### WORK TO BE COMPLETED
Transcribe the records that follow, preserving every word.

### RECORDS SHOWN
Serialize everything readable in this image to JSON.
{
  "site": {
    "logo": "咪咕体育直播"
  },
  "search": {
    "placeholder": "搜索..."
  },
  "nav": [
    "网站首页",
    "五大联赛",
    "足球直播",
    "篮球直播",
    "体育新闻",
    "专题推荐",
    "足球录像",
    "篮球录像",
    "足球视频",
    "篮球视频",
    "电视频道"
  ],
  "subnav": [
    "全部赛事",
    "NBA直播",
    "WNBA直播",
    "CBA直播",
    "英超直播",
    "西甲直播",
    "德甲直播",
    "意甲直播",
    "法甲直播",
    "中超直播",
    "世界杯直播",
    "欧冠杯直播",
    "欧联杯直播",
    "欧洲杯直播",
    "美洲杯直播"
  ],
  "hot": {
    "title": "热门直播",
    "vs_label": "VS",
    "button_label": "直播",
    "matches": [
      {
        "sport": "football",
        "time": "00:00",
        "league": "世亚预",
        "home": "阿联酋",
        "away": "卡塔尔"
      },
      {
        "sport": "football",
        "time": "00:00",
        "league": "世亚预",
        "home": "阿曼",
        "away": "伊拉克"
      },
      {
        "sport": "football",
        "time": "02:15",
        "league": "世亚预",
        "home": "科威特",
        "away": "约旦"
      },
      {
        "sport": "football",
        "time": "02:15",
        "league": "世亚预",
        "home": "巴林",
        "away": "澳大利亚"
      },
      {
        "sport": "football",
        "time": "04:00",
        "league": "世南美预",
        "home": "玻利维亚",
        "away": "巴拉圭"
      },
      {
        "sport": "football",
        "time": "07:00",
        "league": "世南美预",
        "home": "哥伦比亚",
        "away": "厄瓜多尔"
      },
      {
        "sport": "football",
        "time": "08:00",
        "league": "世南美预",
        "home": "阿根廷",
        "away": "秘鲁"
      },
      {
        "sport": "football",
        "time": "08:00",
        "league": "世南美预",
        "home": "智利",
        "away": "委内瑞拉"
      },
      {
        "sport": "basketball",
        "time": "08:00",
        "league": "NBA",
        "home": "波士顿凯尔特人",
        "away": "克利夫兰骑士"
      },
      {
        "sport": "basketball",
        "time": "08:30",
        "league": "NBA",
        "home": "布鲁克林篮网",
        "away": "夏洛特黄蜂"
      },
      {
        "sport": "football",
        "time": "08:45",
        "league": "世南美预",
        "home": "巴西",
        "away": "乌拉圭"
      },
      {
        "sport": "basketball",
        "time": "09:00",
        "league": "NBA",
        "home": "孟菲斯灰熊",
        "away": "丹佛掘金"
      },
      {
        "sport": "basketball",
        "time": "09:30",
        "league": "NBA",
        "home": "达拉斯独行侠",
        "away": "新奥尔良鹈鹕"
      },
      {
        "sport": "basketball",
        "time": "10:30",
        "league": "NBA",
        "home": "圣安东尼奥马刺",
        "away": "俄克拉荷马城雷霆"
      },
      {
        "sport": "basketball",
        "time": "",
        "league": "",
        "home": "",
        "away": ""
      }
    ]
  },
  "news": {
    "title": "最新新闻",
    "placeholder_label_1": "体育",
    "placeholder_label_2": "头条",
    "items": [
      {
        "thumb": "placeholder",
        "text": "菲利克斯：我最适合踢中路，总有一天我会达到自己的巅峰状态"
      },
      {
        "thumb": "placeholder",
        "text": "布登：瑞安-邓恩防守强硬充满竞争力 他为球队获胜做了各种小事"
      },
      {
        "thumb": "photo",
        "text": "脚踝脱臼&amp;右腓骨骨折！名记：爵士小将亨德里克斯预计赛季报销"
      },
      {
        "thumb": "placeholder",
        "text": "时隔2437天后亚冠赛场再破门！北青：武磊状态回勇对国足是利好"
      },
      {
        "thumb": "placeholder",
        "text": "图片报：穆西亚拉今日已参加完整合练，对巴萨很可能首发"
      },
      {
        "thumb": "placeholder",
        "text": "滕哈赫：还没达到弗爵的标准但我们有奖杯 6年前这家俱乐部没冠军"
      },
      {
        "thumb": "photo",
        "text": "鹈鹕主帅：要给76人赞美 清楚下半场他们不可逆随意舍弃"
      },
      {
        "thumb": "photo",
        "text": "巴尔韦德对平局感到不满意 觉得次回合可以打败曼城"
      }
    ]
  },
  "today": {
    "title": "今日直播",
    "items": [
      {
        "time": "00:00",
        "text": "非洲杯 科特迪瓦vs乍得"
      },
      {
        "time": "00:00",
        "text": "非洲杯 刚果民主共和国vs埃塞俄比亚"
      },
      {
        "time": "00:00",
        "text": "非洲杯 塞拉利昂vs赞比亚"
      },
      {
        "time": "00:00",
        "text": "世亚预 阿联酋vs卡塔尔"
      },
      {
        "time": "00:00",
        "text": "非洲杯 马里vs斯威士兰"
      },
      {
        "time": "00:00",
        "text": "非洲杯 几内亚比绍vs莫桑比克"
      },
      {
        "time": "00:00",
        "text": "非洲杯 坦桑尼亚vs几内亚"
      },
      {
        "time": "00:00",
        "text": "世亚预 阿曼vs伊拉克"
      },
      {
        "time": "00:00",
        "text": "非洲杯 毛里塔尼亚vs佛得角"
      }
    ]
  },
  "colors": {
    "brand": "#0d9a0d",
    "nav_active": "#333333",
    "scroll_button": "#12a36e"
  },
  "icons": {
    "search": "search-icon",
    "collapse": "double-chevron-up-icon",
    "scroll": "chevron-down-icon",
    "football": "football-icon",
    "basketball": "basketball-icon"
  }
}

### OUTPUT OF THE EXERCISE
Serialize everything readable in this image to JSON.
{
  "site": {
    "logo": "咪咕体育直播"
  },
  "search": {
    "placeholder": "搜索..."
  },
  "nav": [
    "网站首页",
    "五大联赛",
    "足球直播",
    "篮球直播",
    "体育新闻",
    "专题推荐",
    "足球录像",
    "篮球录像",
    "足球视频",
    "篮球视频",
    "电视频道"
  ],
  "subnav": [
    "全部赛事",
    "NBA直播",
    "WNBA直播",
    "CBA直播",
    "英超直播",
    "西甲直播",
    "德甲直播",
    "意甲直播",
    "法甲直播",
    "中超直播",
    "世界杯直播",
    "欧冠杯直播",
    "欧联杯直播",
    "欧洲杯直播",
    "美洲杯直播"
  ],
  "hot": {
    "title": "热门直播",
    "vs_label": "VS",
    "button_label": "直播",
    "matches": [
      {
        "sport": "football",
        "time": "00:00",
        "league": "世亚预",
        "home": "阿联酋",
        "away": "卡塔尔"
      },
      {
        "sport": "football",
        "time": "00:00",
        "league": "世亚预",
        "home": "阿曼",
        "away": "伊拉克"
      },
      {
        "sport": "football",
        "time": "02:15",
        "league": "世亚预",
        "home": "科威特",
        "away": "约旦"
      },
      {
        "sport": "football",
        "time": "02:15",
        "league": "世亚预",
        "home": "巴林",
        "away": "澳大利亚"
      },
      {
        "sport": "football",
        "time": "04:00",
        "league": "世南美预",
        "home": "玻利维亚",
        "away": "巴拉圭"
      },
      {
        "sport": "football",
        "time": "07:00",
        "league": "世南美预",
        "home": "哥伦比亚",
        "away": "厄瓜多尔"
      },
      {
        "sport": "football",
        "time": "08:00",
        "league": "世南美预",
        "home": "阿根廷",
        "away": "秘鲁"
      },
      {
        "sport": "football",
        "time": "08:00",
        "league": "世南美预",
        "home": "智利",
        "away": "委内瑞拉"
      },
      {
        "sport": "basketball",
        "time": "08:00",
        "league": "NBA",
        "home": "波士顿凯尔特人",
        "away": "克利夫兰骑士"
      },
      {
        "sport": "basketball",
        "time": "08:30",
        "league": "NBA",
        "home": "布鲁克林篮网",
        "away": "夏洛特黄蜂"
      },
      {
        "sport": "football",
        "time": "08:45",
        "league": "世南美预",
        "home": "巴西",
        "away": "乌拉圭"
      },
      {
        "sport": "basketball",
        "time": "09:00",
        "league": "NBA",
        "home": "孟菲斯灰熊",
        "away": "丹佛掘金"
      },
      {
        "sport": "basketball",
        "time": "09:30",
        "league": "NBA",
        "home": "达拉斯独行侠",
        "away": "新奥尔良鹈鹕"
      },
      {
        "sport": "basketball",
        "time": "10:30",
        "league": "NBA",
        "home": "圣安东尼奥马刺",
        "away": "俄克拉荷马城雷霆"
      },
      {
        "sport": "basketball",
        "time": "",
        "league": "",
        "home": "",
        "away": ""
      }
    ]
  },
  "news": {
    "title": "最新新闻",
    "placeholder_label_1": "体育",
    "placeholder_label_2": "头条",
    "items": [
      {
        "thumb": "placeholder",
        "text": "菲利克斯：我最适合踢中路，总有一天我会达到自己的巅峰状态"
      },
      {
        "thumb": "placeholder",
        "text": "布登：瑞安-邓恩防守强硬充满竞争力 他为球队获胜做了各种小事"
      },
      {
        "thumb": "photo",
        "text": "脚踝脱臼&amp;右腓骨骨折！名记：爵士小将亨德里克斯预计赛季报销"
      },
      {
        "thumb": "placeholder",
        "text": "时隔2437天后亚冠赛场再破门！北青：武磊状态回勇对国足是利好"
      },
      {
        "thumb": "placeholder",
        "text": "图片报：穆西亚拉今日已参加完整合练，对巴萨很可能首发"
      },
      {
        "thumb": "placeholder",
        "text": "滕哈赫：还没达到弗爵的标准但我们有奖杯 6年前这家俱乐部没冠军"
      },
      {
        "thumb": "photo",
        "text": "鹈鹕主帅：要给76人赞美 清楚下半场他们不可逆随意舍弃"
      },
      {
        "thumb": "photo",
        "text": "巴尔韦德对平局感到不满意 觉得次回合可以打败曼城"
      }
    ]
  },
  "today": {
    "title": "今日直播",
    "items": [
      {
        "time": "00:00",
        "text": "非洲杯 科特迪瓦vs乍得"
      },
      {
        "time": "00:00",
        "text": "非洲杯 刚果民主共和国vs埃塞俄比亚"
      },
      {
        "time": "00:00",
        "text": "非洲杯 塞拉利昂vs赞比亚"
      },
      {
        "time": "00:00",
        "text": "世亚预 阿联酋vs卡塔尔"
      },
      {
        "time": "00:00",
        "text": "非洲杯 马里vs斯威士兰"
      },
      {
        "time": "00:00",
        "text": "非洲杯 几内亚比绍vs莫桑比克"
      },
      {
        "time": "00:00",
        "text": "非洲杯 坦桑尼亚vs几内亚"
      },
      {
        "time": "00:00",
        "text": "世亚预 阿曼vs伊拉克"
      },
      {
        "time": "00:00",
        "text": "非洲杯 毛里塔尼亚vs佛得角"
      }
    ]
  },
  "colors": {
    "brand": "#0d9a0d",
    "nav_active": "#333333",
    "scroll_button": "#12a36e"
  },
  "icons": {
    "search": "search-icon",
    "collapse": "double-chevron-up-icon",
    "scroll": "chevron-down-icon",
    "football": "football-icon",
    "basketball": "basketball-icon"
  }
}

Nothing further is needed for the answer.